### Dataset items

- - - - -

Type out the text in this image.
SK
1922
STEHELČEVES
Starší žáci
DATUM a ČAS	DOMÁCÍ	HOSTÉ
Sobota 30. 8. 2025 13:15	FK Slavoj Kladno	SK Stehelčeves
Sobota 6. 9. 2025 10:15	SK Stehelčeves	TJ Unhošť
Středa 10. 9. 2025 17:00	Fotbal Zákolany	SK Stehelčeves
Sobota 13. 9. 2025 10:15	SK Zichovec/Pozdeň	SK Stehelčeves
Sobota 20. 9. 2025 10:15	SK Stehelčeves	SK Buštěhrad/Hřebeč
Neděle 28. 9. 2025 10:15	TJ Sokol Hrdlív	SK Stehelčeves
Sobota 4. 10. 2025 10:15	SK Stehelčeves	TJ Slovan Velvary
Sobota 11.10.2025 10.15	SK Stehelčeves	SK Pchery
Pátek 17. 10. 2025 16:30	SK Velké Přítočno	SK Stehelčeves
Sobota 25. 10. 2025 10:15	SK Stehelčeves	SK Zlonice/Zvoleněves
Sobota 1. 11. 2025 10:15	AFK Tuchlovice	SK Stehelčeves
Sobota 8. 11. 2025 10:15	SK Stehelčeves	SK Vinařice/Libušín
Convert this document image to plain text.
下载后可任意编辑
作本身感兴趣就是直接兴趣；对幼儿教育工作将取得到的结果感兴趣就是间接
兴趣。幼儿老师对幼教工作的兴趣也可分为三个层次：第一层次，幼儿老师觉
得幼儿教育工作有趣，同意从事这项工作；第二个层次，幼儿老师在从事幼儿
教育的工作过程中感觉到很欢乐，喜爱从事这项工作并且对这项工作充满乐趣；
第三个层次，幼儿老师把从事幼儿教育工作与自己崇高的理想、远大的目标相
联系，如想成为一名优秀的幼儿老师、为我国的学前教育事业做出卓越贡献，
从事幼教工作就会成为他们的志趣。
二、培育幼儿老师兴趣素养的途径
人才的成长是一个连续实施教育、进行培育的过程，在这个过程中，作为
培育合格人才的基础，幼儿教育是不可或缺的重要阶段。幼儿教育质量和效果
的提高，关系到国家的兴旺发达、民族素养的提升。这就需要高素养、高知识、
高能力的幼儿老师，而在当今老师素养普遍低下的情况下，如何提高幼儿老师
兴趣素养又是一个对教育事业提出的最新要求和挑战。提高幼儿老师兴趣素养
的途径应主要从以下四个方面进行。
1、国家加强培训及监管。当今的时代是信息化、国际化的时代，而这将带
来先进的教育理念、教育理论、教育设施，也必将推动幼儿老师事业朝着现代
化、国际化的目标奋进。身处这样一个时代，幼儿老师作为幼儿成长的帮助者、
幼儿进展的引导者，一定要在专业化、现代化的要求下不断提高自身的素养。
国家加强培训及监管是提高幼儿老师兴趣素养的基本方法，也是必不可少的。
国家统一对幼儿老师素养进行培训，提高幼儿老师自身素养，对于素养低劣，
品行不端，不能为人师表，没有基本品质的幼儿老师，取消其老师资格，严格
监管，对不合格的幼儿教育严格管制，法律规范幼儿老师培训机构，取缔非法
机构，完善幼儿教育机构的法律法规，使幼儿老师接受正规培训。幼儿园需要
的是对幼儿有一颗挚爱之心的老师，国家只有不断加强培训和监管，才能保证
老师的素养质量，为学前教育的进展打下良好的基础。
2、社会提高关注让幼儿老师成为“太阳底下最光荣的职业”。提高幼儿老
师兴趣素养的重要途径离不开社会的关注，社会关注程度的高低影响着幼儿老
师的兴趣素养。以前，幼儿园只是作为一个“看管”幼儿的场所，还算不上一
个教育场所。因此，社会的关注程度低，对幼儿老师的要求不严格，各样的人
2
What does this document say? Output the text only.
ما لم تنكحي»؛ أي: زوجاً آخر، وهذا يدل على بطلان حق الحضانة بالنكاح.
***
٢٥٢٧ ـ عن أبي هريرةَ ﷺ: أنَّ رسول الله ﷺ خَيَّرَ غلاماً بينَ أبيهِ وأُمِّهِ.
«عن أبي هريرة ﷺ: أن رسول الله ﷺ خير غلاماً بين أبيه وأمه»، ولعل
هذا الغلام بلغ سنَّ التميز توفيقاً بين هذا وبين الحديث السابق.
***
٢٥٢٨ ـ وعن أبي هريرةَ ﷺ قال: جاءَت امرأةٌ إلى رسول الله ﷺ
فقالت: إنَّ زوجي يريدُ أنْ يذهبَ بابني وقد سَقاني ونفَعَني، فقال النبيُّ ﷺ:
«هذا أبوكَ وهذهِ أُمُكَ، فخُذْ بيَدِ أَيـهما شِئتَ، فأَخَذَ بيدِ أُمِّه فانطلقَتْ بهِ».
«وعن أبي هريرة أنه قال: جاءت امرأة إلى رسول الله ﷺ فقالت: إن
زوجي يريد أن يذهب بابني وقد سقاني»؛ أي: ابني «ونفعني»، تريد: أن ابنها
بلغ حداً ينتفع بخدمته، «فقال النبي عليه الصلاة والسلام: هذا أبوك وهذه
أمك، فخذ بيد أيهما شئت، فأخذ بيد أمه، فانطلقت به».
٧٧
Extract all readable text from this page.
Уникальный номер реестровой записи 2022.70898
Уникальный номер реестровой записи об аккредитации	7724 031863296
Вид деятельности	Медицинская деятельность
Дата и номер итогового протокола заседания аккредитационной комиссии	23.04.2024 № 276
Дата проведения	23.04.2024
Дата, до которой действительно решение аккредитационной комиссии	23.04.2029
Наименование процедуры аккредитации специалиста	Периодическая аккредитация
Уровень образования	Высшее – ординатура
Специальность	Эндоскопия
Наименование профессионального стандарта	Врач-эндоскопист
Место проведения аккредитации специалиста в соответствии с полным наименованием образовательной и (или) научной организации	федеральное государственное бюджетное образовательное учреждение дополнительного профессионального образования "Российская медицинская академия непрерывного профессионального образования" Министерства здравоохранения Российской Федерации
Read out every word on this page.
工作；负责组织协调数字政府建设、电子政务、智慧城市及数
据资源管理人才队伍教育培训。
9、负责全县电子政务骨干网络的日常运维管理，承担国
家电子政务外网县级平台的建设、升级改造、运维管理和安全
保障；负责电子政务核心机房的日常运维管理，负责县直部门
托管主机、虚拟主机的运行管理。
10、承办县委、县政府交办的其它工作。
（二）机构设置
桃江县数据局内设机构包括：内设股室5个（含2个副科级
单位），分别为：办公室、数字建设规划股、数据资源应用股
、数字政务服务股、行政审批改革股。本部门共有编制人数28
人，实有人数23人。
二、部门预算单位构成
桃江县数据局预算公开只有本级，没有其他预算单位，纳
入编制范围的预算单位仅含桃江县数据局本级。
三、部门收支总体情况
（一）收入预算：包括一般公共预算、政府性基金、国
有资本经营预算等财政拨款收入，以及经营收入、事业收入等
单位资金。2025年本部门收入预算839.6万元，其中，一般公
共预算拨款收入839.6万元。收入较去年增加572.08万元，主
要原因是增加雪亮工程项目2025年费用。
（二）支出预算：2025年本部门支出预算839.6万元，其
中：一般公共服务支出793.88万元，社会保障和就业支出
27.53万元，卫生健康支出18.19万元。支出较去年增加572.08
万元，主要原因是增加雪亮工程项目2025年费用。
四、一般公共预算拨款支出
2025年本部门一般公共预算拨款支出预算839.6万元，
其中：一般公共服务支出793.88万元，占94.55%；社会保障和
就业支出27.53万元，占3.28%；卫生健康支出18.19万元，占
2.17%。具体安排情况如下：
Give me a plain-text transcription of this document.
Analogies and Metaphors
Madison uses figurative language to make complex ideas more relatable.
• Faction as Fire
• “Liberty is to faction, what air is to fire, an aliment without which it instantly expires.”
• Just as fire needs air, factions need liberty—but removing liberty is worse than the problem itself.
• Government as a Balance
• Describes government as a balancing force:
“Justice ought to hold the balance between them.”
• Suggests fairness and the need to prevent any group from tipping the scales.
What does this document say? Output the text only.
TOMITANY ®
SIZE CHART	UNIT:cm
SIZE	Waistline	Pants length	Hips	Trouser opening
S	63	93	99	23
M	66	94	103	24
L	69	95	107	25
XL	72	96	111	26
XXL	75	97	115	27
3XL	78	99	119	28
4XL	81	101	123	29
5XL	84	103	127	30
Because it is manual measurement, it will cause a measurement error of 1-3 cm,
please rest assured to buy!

- - - - -

### JOB
Which lines contain "образования"? Show each of them.

### FULL ANSWER
Уровень образования	Высшее – ординатура
Место проведения аккредитации специалиста в соответствии с полным наименованием образовательной и (или) научной организации	федеральное государственное бюджетное образовательное учреждение дополнительного профессионального образования "Российская медицинская академия непрерывного профессионального образования" Министерства здравоохранения Российской Федерации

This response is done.